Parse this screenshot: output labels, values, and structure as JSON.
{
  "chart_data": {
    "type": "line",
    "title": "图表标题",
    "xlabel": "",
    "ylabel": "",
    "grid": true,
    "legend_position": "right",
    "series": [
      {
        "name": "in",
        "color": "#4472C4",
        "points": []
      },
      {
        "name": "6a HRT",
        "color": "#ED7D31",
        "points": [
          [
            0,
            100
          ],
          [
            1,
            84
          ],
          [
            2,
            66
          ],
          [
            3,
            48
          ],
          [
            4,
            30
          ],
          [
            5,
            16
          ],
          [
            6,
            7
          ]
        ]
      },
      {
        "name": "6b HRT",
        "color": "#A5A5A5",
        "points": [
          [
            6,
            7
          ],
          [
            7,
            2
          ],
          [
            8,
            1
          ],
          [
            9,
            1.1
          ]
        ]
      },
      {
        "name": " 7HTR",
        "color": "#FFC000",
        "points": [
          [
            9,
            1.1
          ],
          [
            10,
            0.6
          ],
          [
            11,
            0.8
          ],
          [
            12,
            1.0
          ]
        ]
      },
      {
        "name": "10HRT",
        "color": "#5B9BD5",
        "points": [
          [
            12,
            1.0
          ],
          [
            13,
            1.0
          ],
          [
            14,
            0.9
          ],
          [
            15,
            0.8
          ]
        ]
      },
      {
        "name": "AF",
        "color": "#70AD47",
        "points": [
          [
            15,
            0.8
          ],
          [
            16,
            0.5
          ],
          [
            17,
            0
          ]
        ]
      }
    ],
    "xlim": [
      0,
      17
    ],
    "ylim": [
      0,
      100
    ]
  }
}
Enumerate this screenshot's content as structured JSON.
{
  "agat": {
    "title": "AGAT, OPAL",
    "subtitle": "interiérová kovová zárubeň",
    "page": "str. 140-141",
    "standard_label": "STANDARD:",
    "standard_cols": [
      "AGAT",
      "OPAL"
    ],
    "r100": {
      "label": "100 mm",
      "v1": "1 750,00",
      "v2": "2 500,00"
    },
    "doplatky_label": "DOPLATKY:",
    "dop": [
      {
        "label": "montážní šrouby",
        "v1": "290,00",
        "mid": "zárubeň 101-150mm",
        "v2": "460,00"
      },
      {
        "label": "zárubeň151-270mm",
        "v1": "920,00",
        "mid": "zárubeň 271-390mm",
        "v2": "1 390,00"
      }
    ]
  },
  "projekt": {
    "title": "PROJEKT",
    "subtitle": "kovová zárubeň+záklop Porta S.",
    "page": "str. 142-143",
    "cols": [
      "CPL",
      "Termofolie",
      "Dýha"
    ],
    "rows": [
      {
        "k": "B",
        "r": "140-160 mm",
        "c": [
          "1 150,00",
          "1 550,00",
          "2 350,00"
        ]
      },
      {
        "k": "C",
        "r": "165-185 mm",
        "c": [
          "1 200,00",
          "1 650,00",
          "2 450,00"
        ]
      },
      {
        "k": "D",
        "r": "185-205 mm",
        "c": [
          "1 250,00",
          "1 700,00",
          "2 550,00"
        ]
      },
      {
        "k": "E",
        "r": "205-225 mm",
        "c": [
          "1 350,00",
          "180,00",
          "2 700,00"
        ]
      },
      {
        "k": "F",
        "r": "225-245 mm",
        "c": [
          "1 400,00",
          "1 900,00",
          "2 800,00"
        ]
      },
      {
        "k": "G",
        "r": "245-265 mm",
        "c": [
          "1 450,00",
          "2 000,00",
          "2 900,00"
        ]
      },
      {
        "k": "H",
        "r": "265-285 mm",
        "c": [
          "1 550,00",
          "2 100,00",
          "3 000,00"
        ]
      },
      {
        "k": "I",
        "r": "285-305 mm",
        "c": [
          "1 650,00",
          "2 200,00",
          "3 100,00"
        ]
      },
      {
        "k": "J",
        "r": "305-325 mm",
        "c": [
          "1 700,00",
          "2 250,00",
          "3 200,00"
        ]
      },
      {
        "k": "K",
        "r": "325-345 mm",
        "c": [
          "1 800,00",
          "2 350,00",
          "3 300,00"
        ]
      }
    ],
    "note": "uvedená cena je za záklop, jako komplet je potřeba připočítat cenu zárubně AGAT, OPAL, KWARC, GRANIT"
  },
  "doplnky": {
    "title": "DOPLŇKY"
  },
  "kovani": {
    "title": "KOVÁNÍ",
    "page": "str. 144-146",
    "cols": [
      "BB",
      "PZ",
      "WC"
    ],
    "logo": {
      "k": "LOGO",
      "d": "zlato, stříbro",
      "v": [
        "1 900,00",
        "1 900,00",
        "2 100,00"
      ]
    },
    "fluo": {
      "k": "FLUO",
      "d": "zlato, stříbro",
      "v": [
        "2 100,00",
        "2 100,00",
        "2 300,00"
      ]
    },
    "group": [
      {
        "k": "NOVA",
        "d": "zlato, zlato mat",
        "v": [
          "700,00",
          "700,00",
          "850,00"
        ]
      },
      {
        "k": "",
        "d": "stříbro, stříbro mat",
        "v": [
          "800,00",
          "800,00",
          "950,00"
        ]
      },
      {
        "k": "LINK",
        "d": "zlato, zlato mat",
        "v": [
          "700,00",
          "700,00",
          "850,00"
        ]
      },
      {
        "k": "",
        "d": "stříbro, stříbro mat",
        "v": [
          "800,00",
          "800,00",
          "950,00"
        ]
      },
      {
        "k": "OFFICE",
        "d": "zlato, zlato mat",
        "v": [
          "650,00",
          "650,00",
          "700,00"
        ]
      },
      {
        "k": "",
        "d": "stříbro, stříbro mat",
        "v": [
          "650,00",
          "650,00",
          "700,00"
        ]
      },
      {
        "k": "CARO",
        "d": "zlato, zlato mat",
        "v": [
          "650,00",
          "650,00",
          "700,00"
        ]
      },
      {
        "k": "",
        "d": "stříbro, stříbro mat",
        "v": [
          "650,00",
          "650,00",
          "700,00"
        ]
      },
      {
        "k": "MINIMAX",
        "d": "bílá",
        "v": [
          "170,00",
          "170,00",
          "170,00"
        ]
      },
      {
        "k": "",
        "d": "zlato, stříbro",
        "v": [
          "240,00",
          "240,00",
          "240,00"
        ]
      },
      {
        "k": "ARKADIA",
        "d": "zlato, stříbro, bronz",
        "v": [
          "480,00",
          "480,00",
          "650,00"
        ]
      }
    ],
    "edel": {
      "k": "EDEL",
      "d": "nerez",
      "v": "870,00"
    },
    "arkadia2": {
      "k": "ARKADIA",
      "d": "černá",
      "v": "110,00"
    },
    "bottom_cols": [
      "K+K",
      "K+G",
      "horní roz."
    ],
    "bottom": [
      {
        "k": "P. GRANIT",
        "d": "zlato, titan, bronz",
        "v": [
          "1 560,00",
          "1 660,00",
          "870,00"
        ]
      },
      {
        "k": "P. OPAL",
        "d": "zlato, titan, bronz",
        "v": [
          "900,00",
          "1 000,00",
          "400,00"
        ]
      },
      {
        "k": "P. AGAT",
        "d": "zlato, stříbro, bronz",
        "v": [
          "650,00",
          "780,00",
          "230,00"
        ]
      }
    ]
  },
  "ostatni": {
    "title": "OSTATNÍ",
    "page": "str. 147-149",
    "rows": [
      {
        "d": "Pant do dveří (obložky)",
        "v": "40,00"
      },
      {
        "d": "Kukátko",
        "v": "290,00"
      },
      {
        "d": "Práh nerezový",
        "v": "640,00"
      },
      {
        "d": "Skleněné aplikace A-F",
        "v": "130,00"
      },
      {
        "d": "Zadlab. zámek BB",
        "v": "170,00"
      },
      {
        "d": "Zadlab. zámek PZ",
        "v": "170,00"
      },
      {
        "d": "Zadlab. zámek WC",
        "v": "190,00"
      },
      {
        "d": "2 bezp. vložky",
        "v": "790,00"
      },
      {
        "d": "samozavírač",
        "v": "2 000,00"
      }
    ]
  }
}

• _REQUEST_
Once more, set down the full listing, verbatim.

• _FINAL RESULT_
Parse this screenshot: output labels, values, and structure as JSON.
{
  "chart_data": {
    "type": "line",
    "title": "图表标题",
    "xlabel": "",
    "ylabel": "",
    "grid": true,
    "legend_position": "right",
    "series": [
      {
        "name": "in",
        "color": "#4472C4",
        "points": []
      },
      {
        "name": "6a HRT",
        "color": "#ED7D31",
        "points": [
          [
            0,
            100
          ],
          [
            1,
            84
          ],
          [
            2,
            66
          ],
          [
            3,
            48
          ],
          [
            4,
            30
          ],
          [
            5,
            16
          ],
          [
            6,
            7
          ]
        ]
      },
      {
        "name": "6b HRT",
        "color": "#A5A5A5",
        "points": [
          [
            6,
            7
          ],
          [
            7,
            2
          ],
          [
            8,
            1
          ],
          [
            9,
            1.1
          ]
        ]
      },
      {
        "name": " 7HTR",
        "color": "#FFC000",
        "points": [
          [
            9,
            1.1
          ],
          [
            10,
            0.6
          ],
          [
            11,
            0.8
          ],
          [
            12,
            1.0
          ]
        ]
      },
      {
        "name": "10HRT",
        "color": "#5B9BD5",
        "points": [
          [
            12,
            1.0
          ],
          [
            13,
            1.0
          ],
          [
            14,
            0.9
          ],
          [
            15,
            0.8
          ]
        ]
      },
      {
        "name": "AF",
        "color": "#70AD47",
        "points": [
          [
            15,
            0.8
          ],
          [
            16,
            0.5
          ],
          [
            17,
            0
          ]
        ]
      }
    ],
    "xlim": [
      0,
      17
    ],
    "ylim": [
      0,
      100
    ]
  }
}
Enumerate this screenshot's content as structured JSON.
{
  "agat": {
    "title": "AGAT, OPAL",
    "subtitle": "interiérová kovová zárubeň",
    "page": "str. 140-141",
    "standard_label": "STANDARD:",
    "standard_cols": [
      "AGAT",
      "OPAL"
    ],
    "r100": {
      "label": "100 mm",
      "v1": "1 750,00",
      "v2": "2 500,00"
    },
    "doplatky_label": "DOPLATKY:",
    "dop": [
      {
        "label": "montážní šrouby",
        "v1": "290,00",
        "mid": "zárubeň 101-150mm",
        "v2": "460,00"
      },
      {
        "label": "zárubeň151-270mm",
        "v1": "920,00",
        "mid": "zárubeň 271-390mm",
        "v2": "1 390,00"
      }
    ]
  },
  "projekt": {
    "title": "PROJEKT",
    "subtitle": "kovová zárubeň+záklop Porta S.",
    "page": "str. 142-143",
    "cols": [
      "CPL",
      "Termofolie",
      "Dýha"
    ],
    "rows": [
      {
        "k": "B",
        "r": "140-160 mm",
        "c": [
          "1 150,00",
          "1 550,00",
          "2 350,00"
        ]
      },
      {
        "k": "C",
        "r": "165-185 mm",
        "c": [
          "1 200,00",
          "1 650,00",
          "2 450,00"
        ]
      },
      {
        "k": "D",
        "r": "185-205 mm",
        "c": [
          "1 250,00",
          "1 700,00",
          "2 550,00"
        ]
      },
      {
        "k": "E",
        "r": "205-225 mm",
        "c": [
          "1 350,00",
          "180,00",
          "2 700,00"
        ]
      },
      {
        "k": "F",
        "r": "225-245 mm",
        "c": [
          "1 400,00",
          "1 900,00",
          "2 800,00"
        ]
      },
      {
        "k": "G",
        "r": "245-265 mm",
        "c": [
          "1 450,00",
          "2 000,00",
          "2 900,00"
        ]
      },
      {
        "k": "H",
        "r": "265-285 mm",
        "c": [
          "1 550,00",
          "2 100,00",
          "3 000,00"
        ]
      },
      {
        "k": "I",
        "r": "285-305 mm",
        "c": [
          "1 650,00",
          "2 200,00",
          "3 100,00"
        ]
      },
      {
        "k": "J",
        "r": "305-325 mm",
        "c": [
          "1 700,00",
          "2 250,00",
          "3 200,00"
        ]
      },
      {
        "k": "K",
        "r": "325-345 mm",
        "c": [
          "1 800,00",
          "2 350,00",
          "3 300,00"
        ]
      }
    ],
    "note": "uvedená cena je za záklop, jako komplet je potřeba připočítat cenu zárubně AGAT, OPAL, KWARC, GRANIT"
  },
  "doplnky": {
    "title": "DOPLŇKY"
  },
  "kovani": {
    "title": "KOVÁNÍ",
    "page": "str. 144-146",
    "cols": [
      "BB",
      "PZ",
      "WC"
    ],
    "logo": {
      "k": "LOGO",
      "d": "zlato, stříbro",
      "v": [
        "1 900,00",
        "1 900,00",
        "2 100,00"
      ]
    },
    "fluo": {
      "k": "FLUO",
      "d": "zlato, stříbro",
      "v": [
        "2 100,00",
        "2 100,00",
        "2 300,00"
      ]
    },
    "group": [
      {
        "k": "NOVA",
        "d": "zlato, zlato mat",
        "v": [
          "700,00",
          "700,00",
          "850,00"
        ]
      },
      {
        "k": "",
        "d": "stříbro, stříbro mat",
        "v": [
          "800,00",
          "800,00",
          "950,00"
        ]
      },
      {
        "k": "LINK",
        "d": "zlato, zlato mat",
        "v": [
          "700,00",
          "700,00",
          "850,00"
        ]
      },
      {
        "k": "",
        "d": "stříbro, stříbro mat",
        "v": [
          "800,00",
          "800,00",
          "950,00"
        ]
      },
      {
        "k": "OFFICE",
        "d": "zlato, zlato mat",
        "v": [
          "650,00",
          "650,00",
          "700,00"
        ]
      },
      {
        "k": "",
        "d": "stříbro, stříbro mat",
        "v": [
          "650,00",
          "650,00",
          "700,00"
        ]
      },
      {
        "k": "CARO",
        "d": "zlato, zlato mat",
        "v": [
          "650,00",
          "650,00",
          "700,00"
        ]
      },
      {
        "k": "",
        "d": "stříbro, stříbro mat",
        "v": [
          "650,00",
          "650,00",
          "700,00"
        ]
      },
      {
        "k": "MINIMAX",
        "d": "bílá",
        "v": [
          "170,00",
          "170,00",
          "170,00"
        ]
      },
      {
        "k": "",
        "d": "zlato, stříbro",
        "v": [
          "240,00",
          "240,00",
          "240,00"
        ]
      },
      {
        "k": "ARKADIA",
        "d": "zlato, stříbro, bronz",
        "v": [
          "480,00",
          "480,00",
          "650,00"
        ]
      }
    ],
    "edel": {
      "k": "EDEL",
      "d": "nerez",
      "v": "870,00"
    },
    "arkadia2": {
      "k": "ARKADIA",
      "d": "černá",
      "v": "110,00"
    },
    "bottom_cols": [
      "K+K",
      "K+G",
      "horní roz."
    ],
    "bottom": [
      {
        "k": "P. GRANIT",
        "d": "zlato, titan, bronz",
        "v": [
          "1 560,00",
          "1 660,00",
          "870,00"
        ]
      },
      {
        "k": "P. OPAL",
        "d": "zlato, titan, bronz",
        "v": [
          "900,00",
          "1 000,00",
          "400,00"
        ]
      },
      {
        "k": "P. AGAT",
        "d": "zlato, stříbro, bronz",
        "v": [
          "650,00",
          "780,00",
          "230,00"
        ]
      }
    ]
  },
  "ostatni": {
    "title": "OSTATNÍ",
    "page": "str. 147-149",
    "rows": [
      {
        "d": "Pant do dveří (obložky)",
        "v": "40,00"
      },
      {
        "d": "Kukátko",
        "v": "290,00"
      },
      {
        "d": "Práh nerezový",
        "v": "640,00"
      },
      {
        "d": "Skleněné aplikace A-F",
        "v": "130,00"
      },
      {
        "d": "Zadlab. zámek BB",
        "v": "170,00"
      },
      {
        "d": "Zadlab. zámek PZ",
        "v": "170,00"
      },
      {
        "d": "Zadlab. zámek WC",
        "v": "190,00"
      },
      {
        "d": "2 bezp. vložky",
        "v": "790,00"
      },
      {
        "d": "samozavírač",
        "v": "2 000,00"
      }
    ]
  }
}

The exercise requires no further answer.